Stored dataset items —
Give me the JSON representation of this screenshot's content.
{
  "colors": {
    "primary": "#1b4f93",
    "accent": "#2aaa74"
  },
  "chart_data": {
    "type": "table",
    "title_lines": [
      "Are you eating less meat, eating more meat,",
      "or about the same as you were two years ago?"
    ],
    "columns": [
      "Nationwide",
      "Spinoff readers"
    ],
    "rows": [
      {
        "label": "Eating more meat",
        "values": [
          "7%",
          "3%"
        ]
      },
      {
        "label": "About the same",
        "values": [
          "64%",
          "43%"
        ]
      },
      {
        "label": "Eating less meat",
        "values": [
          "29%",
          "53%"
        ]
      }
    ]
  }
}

WHAT YOU SHOULD DO — Find every line that holds "meat" and copy it.

PROBLEM SOLUTION —
      "Are you eating less meat, eating more meat,",
        "label": "Eating more meat",
        "label": "Eating less meat",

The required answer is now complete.